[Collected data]
****************************************
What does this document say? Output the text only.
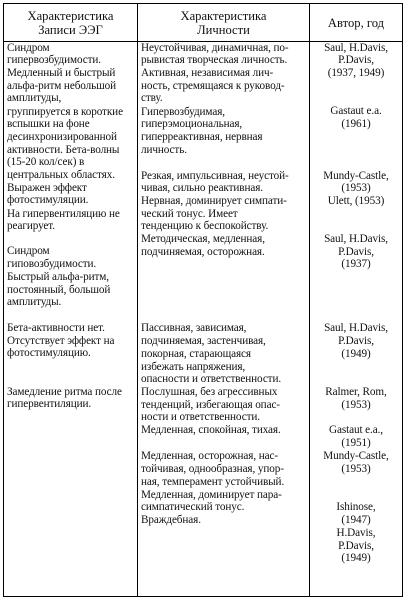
Характеристика
Записи ЭЭГ
Характеристика
Личности	Автор, год
Синдром
гипервозбудимости.
Медленный и быстрый
альфа-ритм небольшой
амплитуды,
группируется в короткие
вспышки на фоне
десинхронизированной
активности. Бета-волны
(15-20 кол/сек) в
центральных областях.
Выражен эффект
фотостимуляции.
На гипервентиляцию не
реагирует.
Синдром
гиповозбудимости.
Быстрый альфа-ритм,
постоянный, большой
амплитуды.
Бета-активности нет.
Отсутствует эффект на
фотостимуляцию.
Замедление ритма после
гипервентиляции.
Неустойчивая, динамичная, по-
рывистая творческая личность.
Активная, независимая лич-
ность, стремящаяся к руковод-
ству.
Гипервозбудимая,
гиперэмоциональная,
гиперреактивная, нервная
личность.
Резкая, импульсивная, неустой-
чивая, сильно реактивная.
Нервная, доминирует симпати-
ческий тонус. Имеет
тенденцию к беспокойству.
Методическая, медленная,
подчиняемая, осторожная.
Пассивная, зависимая,
подчиняемая, застенчивая,
покорная, старающаяся
избежать напряжения,
опасности и ответственности.
Послушная, без агрессивных
тенденций, избегающая опас-
ности и ответственности.
Медленная, спокойная, тихая.
Медленная, осторожная, нас-
тойчивая, однообразная, упор-
ная, темперамент устойчивый.
Медленная, доминирует пара-
симпатический тонус.
Враждебная.
Saul, H.Davis,
P.Davis,
(1937, 1949)
Gastaut e.a.
(1961)
Mundy-Castle,
(1953)
Ulett, (1953)
Saul, H.Davis,
P.Davis,
(1937)
Saul, H.Davis,
P.Davis,
(1949)
Ralmer, Rom,
(1953)
Gastaut e.a.,
(1951)
Mundy-Castle,
(1953)
Ishinose,
(1947)
H.Davis,
P.Davis,
(1949)
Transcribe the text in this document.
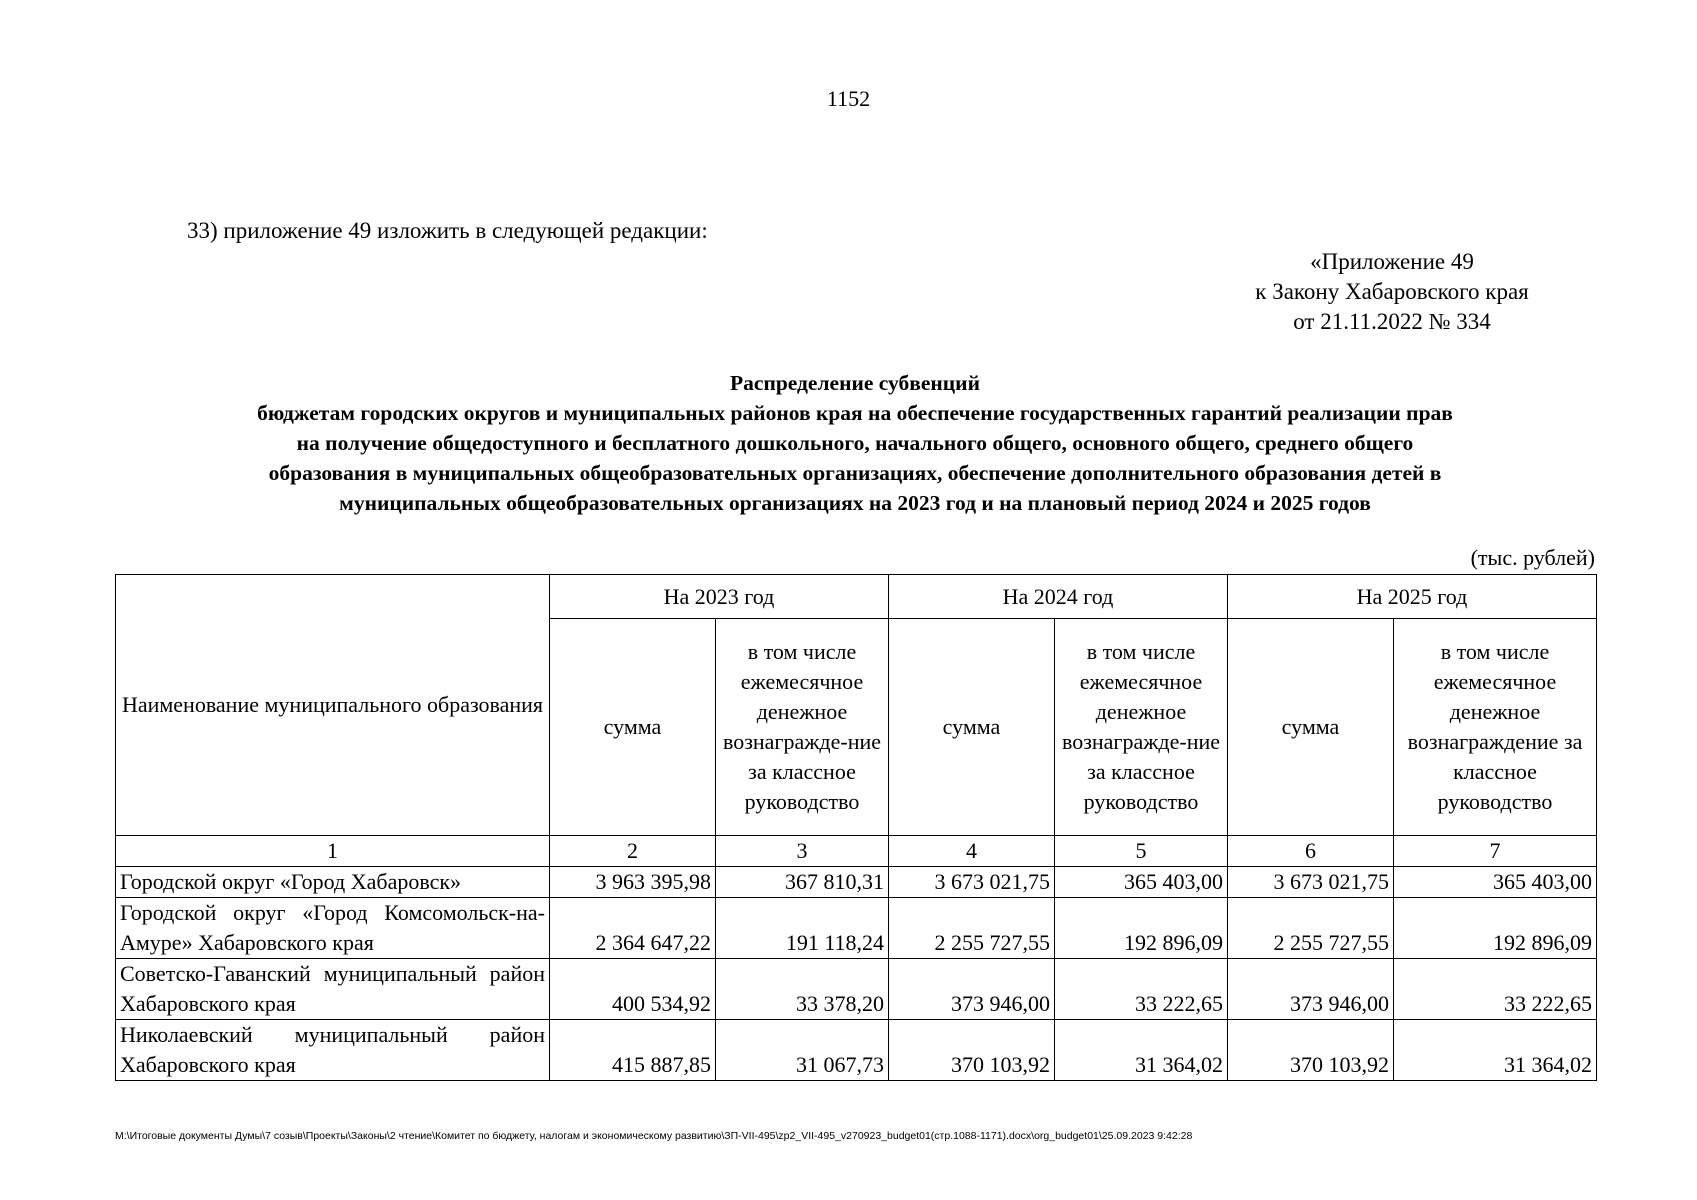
1152
33) приложение 49 изложить в следующей редакции:
«Приложение 49
к Закону Хабаровского края
от 21.11.2022 № 334
Распределение субвенций
бюджетам городских округов и муниципальных районов края на обеспечение государственных гарантий реализации прав
на получение общедоступного и бесплатного дошкольного, начального общего, основного общего, среднего общего
образования в муниципальных общеобразовательных организациях, обеспечение дополнительного образования детей в
муниципальных общеобразовательных организациях на 2023 год и на плановый период 2024 и 2025 годов
(тыс. рублей)
Наименование муниципального образования	На 2023 год		На 2024 год		На 2025 год	
	сумма	в том числе ежемесячное денежное вознагражде-ние за классное руководство	сумма	в том числе ежемесячное денежное вознагражде-ние за классное руководство	сумма	в том числе ежемесячное денежное вознаграждение за классное руководство
1	2	3	4	5	6	7
Городской округ «Город Хабаровск»	3 963 395,98	367 810,31	3 673 021,75	365 403,00	3 673 021,75	365 403,00
Городской округ «Город Комсомольск-на-Амуре» Хабаровского края	2 364 647,22	191 118,24	2 255 727,55	192 896,09	2 255 727,55	192 896,09
Советско-Гаванский муниципальный район Хабаровского края	400 534,92	33 378,20	373 946,00	33 222,65	373 946,00	33 222,65
Николаевский муниципальный район Хабаровского края	415 887,85	31 067,73	370 103,92	31 364,02	370 103,92	31 364,02
M:\Итоговые документы Думы\7 созыв\Проекты\Законы\2 чтение\Комитет по бюджету, налогам и экономическому развитию\ЗП-VII-495\zp2_VII-495_v270923_budget01(стр.1088-1171).docx\org_budget01\25.09.2023 9:42:28
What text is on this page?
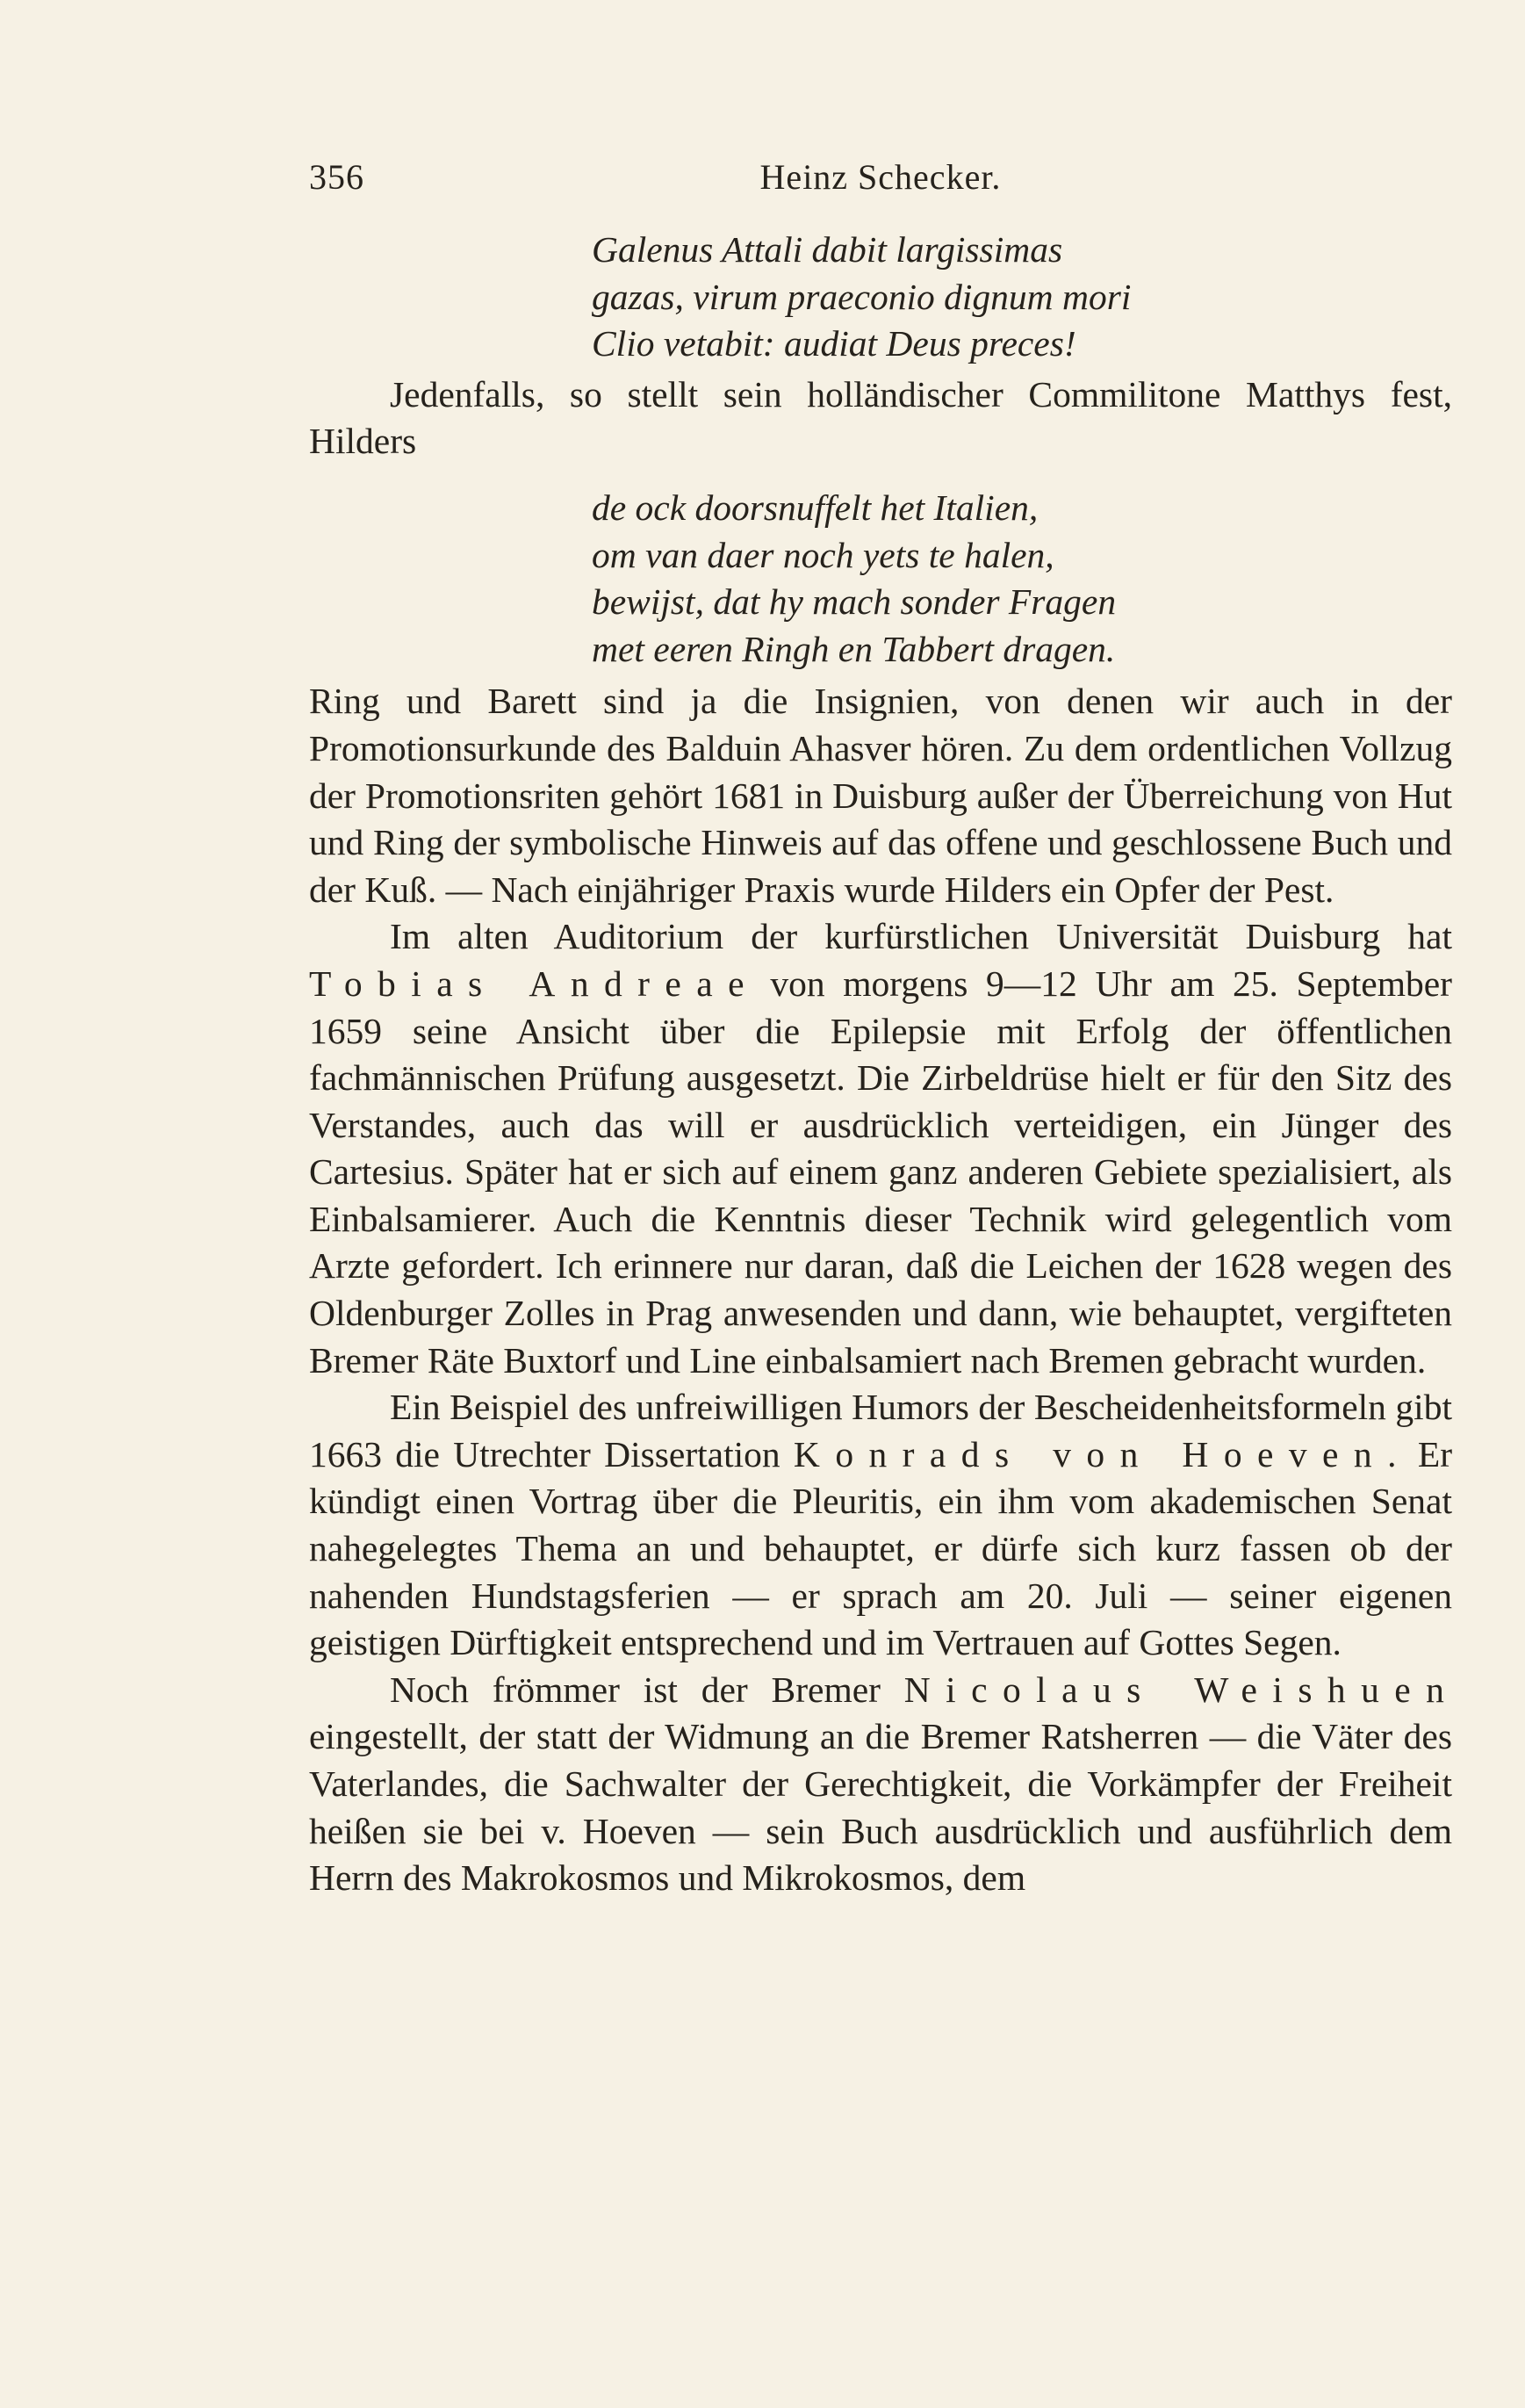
356	Heinz Schecker.
Galenus Attali dabit largissimas
gazas, virum praeconio dignum mori
Clio vetabit: audiat Deus preces!

Jedenfalls, so stellt sein holländischer Commilitone Matthys fest, Hilders

de ock doorsnuffelt het Italien,
om van daer noch yets te halen,
bewijst, dat hy mach sonder Fragen
met eeren Ringh en Tabbert dragen.

Ring und Barett sind ja die Insignien, von denen wir auch in der Promotionsurkunde des Balduin Ahasver hören. Zu dem ordentlichen Vollzug der Promotionsriten gehört 1681 in Duisburg außer der Überreichung von Hut und Ring der symbolische Hinweis auf das offene und geschlossene Buch und der Kuß. — Nach einjähriger Praxis wurde Hilders ein Opfer der Pest.

Im alten Auditorium der kurfürstlichen Universität Duisburg hat Tobias Andreae von morgens 9—12 Uhr am 25. September 1659 seine Ansicht über die Epilepsie mit Erfolg der öffentlichen fachmännischen Prüfung ausgesetzt. Die Zirbeldrüse hielt er für den Sitz des Verstandes, auch das will er ausdrücklich verteidigen, ein Jünger des Cartesius. Später hat er sich auf einem ganz anderen Gebiete spezialisiert, als Einbalsamierer. Auch die Kenntnis dieser Technik wird gelegentlich vom Arzte gefordert. Ich erinnere nur daran, daß die Leichen der 1628 wegen des Oldenburger Zolles in Prag anwesenden und dann, wie behauptet, vergifteten Bremer Räte Buxtorf und Line einbalsamiert nach Bremen gebracht wurden.

Ein Beispiel des unfreiwilligen Humors der Bescheidenheitsformeln gibt 1663 die Utrechter Dissertation Konrads von Hoeven. Er kündigt einen Vortrag über die Pleuritis, ein ihm vom akademischen Senat nahegelegtes Thema an und behauptet, er dürfe sich kurz fassen ob der nahenden Hundstagsferien — er sprach am 20. Juli — seiner eigenen geistigen Dürftigkeit entsprechend und im Vertrauen auf Gottes Segen.

Noch frömmer ist der Bremer Nicolaus Weishuen eingestellt, der statt der Widmung an die Bremer Ratsherren — die Väter des Vaterlandes, die Sachwalter der Gerechtigkeit, die Vorkämpfer der Freiheit heißen sie bei v. Hoeven — sein Buch ausdrücklich und ausführlich dem Herrn des Makrokosmos und Mikrokosmos, dem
****************************************
Print the full listing exactly, dropping the pictures.

__Answer to this exercise__
What does this document say? Output the text only.
Характеристика
Записи ЭЭГ
Характеристика
Личности	Автор, год
Синдром
гипервозбудимости.
Медленный и быстрый
альфа-ритм небольшой
амплитуды,
группируется в короткие
вспышки на фоне
десинхронизированной
активности. Бета-волны
(15-20 кол/сек) в
центральных областях.
Выражен эффект
фотостимуляции.
На гипервентиляцию не
реагирует.
Синдром
гиповозбудимости.
Быстрый альфа-ритм,
постоянный, большой
амплитуды.
Бета-активности нет.
Отсутствует эффект на
фотостимуляцию.
Замедление ритма после
гипервентиляции.
Неустойчивая, динамичная, по-
рывистая творческая личность.
Активная, независимая лич-
ность, стремящаяся к руковод-
ству.
Гипервозбудимая,
гиперэмоциональная,
гиперреактивная, нервная
личность.
Резкая, импульсивная, неустой-
чивая, сильно реактивная.
Нервная, доминирует симпати-
ческий тонус. Имеет
тенденцию к беспокойству.
Методическая, медленная,
подчиняемая, осторожная.
Пассивная, зависимая,
подчиняемая, застенчивая,
покорная, старающаяся
избежать напряжения,
опасности и ответственности.
Послушная, без агрессивных
тенденций, избегающая опас-
ности и ответственности.
Медленная, спокойная, тихая.
Медленная, осторожная, нас-
тойчивая, однообразная, упор-
ная, темперамент устойчивый.
Медленная, доминирует пара-
симпатический тонус.
Враждебная.
Saul, H.Davis,
P.Davis,
(1937, 1949)
Gastaut e.a.
(1961)
Mundy-Castle,
(1953)
Ulett, (1953)
Saul, H.Davis,
P.Davis,
(1937)
Saul, H.Davis,
P.Davis,
(1949)
Ralmer, Rom,
(1953)
Gastaut e.a.,
(1951)
Mundy-Castle,
(1953)
Ishinose,
(1947)
H.Davis,
P.Davis,
(1949)
Transcribe the text in this document.
1152
33) приложение 49 изложить в следующей редакции:
«Приложение 49
к Закону Хабаровского края
от 21.11.2022 № 334
Распределение субвенций
бюджетам городских округов и муниципальных районов края на обеспечение государственных гарантий реализации прав
на получение общедоступного и бесплатного дошкольного, начального общего, основного общего, среднего общего
образования в муниципальных общеобразовательных организациях, обеспечение дополнительного образования детей в
муниципальных общеобразовательных организациях на 2023 год и на плановый период 2024 и 2025 годов
(тыс. рублей)
Наименование муниципального образования	На 2023 год		На 2024 год		На 2025 год	
	сумма	в том числе ежемесячное денежное вознагражде-ние за классное руководство	сумма	в том числе ежемесячное денежное вознагражде-ние за классное руководство	сумма	в том числе ежемесячное денежное вознаграждение за классное руководство
1	2	3	4	5	6	7
Городской округ «Город Хабаровск»	3 963 395,98	367 810,31	3 673 021,75	365 403,00	3 673 021,75	365 403,00
Городской округ «Город Комсомольск-на-Амуре» Хабаровского края	2 364 647,22	191 118,24	2 255 727,55	192 896,09	2 255 727,55	192 896,09
Советско-Гаванский муниципальный район Хабаровского края	400 534,92	33 378,20	373 946,00	33 222,65	373 946,00	33 222,65
Николаевский муниципальный район Хабаровского края	415 887,85	31 067,73	370 103,92	31 364,02	370 103,92	31 364,02
M:\Итоговые документы Думы\7 созыв\Проекты\Законы\2 чтение\Комитет по бюджету, налогам и экономическому развитию\ЗП-VII-495\zp2_VII-495_v270923_budget01(стр.1088-1171).docx\org_budget01\25.09.2023 9:42:28
What text is on this page?
356	Heinz Schecker.
Galenus Attali dabit largissimas
gazas, virum praeconio dignum mori
Clio vetabit: audiat Deus preces!

Jedenfalls, so stellt sein holländischer Commilitone Matthys fest, Hilders

de ock doorsnuffelt het Italien,
om van daer noch yets te halen,
bewijst, dat hy mach sonder Fragen
met eeren Ringh en Tabbert dragen.

Ring und Barett sind ja die Insignien, von denen wir auch in der Promotionsurkunde des Balduin Ahasver hören. Zu dem ordentlichen Vollzug der Promotionsriten gehört 1681 in Duisburg außer der Überreichung von Hut und Ring der symbolische Hinweis auf das offene und geschlossene Buch und der Kuß. — Nach einjähriger Praxis wurde Hilders ein Opfer der Pest.

Im alten Auditorium der kurfürstlichen Universität Duisburg hat Tobias Andreae von morgens 9—12 Uhr am 25. September 1659 seine Ansicht über die Epilepsie mit Erfolg der öffentlichen fachmännischen Prüfung ausgesetzt. Die Zirbeldrüse hielt er für den Sitz des Verstandes, auch das will er ausdrücklich verteidigen, ein Jünger des Cartesius. Später hat er sich auf einem ganz anderen Gebiete spezialisiert, als Einbalsamierer. Auch die Kenntnis dieser Technik wird gelegentlich vom Arzte gefordert. Ich erinnere nur daran, daß die Leichen der 1628 wegen des Oldenburger Zolles in Prag anwesenden und dann, wie behauptet, vergifteten Bremer Räte Buxtorf und Line einbalsamiert nach Bremen gebracht wurden.

Ein Beispiel des unfreiwilligen Humors der Bescheidenheitsformeln gibt 1663 die Utrechter Dissertation Konrads von Hoeven. Er kündigt einen Vortrag über die Pleuritis, ein ihm vom akademischen Senat nahegelegtes Thema an und behauptet, er dürfe sich kurz fassen ob der nahenden Hundstagsferien — er sprach am 20. Juli — seiner eigenen geistigen Dürftigkeit entsprechend und im Vertrauen auf Gottes Segen.

Noch frömmer ist der Bremer Nicolaus Weishuen eingestellt, der statt der Widmung an die Bremer Ratsherren — die Väter des Vaterlandes, die Sachwalter der Gerechtigkeit, die Vorkämpfer der Freiheit heißen sie bei v. Hoeven — sein Buch ausdrücklich und ausführlich dem Herrn des Makrokosmos und Mikrokosmos, dem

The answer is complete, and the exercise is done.